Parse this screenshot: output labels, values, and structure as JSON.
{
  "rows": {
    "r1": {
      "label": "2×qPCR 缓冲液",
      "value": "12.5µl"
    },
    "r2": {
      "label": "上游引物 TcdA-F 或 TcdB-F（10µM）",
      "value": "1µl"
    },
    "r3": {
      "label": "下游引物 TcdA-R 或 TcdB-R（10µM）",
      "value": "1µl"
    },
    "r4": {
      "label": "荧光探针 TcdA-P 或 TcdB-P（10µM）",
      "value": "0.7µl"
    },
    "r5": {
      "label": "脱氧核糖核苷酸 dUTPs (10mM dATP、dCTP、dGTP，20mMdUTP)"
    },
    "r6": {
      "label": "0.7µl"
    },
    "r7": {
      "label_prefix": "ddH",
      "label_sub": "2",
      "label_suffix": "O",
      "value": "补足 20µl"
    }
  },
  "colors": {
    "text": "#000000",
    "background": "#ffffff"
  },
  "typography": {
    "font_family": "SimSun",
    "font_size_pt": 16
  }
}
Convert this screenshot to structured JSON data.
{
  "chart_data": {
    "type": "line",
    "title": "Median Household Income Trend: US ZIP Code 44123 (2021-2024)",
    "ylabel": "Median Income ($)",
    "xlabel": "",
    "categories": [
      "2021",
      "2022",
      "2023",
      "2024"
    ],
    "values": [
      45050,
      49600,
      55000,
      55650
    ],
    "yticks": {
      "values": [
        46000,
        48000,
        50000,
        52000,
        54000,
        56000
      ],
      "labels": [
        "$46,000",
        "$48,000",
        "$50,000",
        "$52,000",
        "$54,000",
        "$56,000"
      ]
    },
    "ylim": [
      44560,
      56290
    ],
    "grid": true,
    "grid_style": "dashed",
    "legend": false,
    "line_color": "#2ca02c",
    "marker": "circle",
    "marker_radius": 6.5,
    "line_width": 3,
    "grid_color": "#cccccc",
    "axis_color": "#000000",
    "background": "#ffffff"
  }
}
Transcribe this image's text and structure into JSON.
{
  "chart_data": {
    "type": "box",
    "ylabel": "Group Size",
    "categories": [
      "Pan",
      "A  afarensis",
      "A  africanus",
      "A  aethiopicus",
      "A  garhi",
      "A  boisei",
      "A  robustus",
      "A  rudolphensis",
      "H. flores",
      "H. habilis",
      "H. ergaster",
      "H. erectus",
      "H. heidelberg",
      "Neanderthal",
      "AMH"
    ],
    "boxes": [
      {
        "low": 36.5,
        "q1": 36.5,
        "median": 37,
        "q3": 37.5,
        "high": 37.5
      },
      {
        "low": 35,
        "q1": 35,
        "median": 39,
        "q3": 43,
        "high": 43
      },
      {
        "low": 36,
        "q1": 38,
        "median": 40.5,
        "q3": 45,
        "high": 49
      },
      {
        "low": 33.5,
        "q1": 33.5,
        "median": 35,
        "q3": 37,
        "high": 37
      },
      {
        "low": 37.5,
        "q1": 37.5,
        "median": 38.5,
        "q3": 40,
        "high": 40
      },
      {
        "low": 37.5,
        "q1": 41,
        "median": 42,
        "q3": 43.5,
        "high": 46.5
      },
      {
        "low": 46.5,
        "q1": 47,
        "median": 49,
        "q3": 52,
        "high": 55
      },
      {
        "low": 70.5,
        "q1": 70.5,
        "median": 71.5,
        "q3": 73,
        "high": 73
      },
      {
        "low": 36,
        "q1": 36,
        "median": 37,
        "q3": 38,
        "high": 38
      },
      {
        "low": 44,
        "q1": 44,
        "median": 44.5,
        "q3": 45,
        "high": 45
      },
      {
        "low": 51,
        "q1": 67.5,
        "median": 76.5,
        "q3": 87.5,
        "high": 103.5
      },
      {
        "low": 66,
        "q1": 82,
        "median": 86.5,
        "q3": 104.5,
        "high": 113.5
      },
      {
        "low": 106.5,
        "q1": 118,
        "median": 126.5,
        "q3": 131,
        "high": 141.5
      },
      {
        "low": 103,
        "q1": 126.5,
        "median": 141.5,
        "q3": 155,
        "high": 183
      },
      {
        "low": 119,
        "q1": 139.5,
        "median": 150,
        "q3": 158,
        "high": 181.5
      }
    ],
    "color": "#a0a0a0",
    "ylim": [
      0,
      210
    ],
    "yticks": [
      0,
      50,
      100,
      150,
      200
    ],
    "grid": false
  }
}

Task to complete:
Using the records above, gather all lines where the string "screenshot" is present.

Full answer:
Parse this screenshot: output labels, values, and structure as JSON.
Convert this screenshot to structured JSON data.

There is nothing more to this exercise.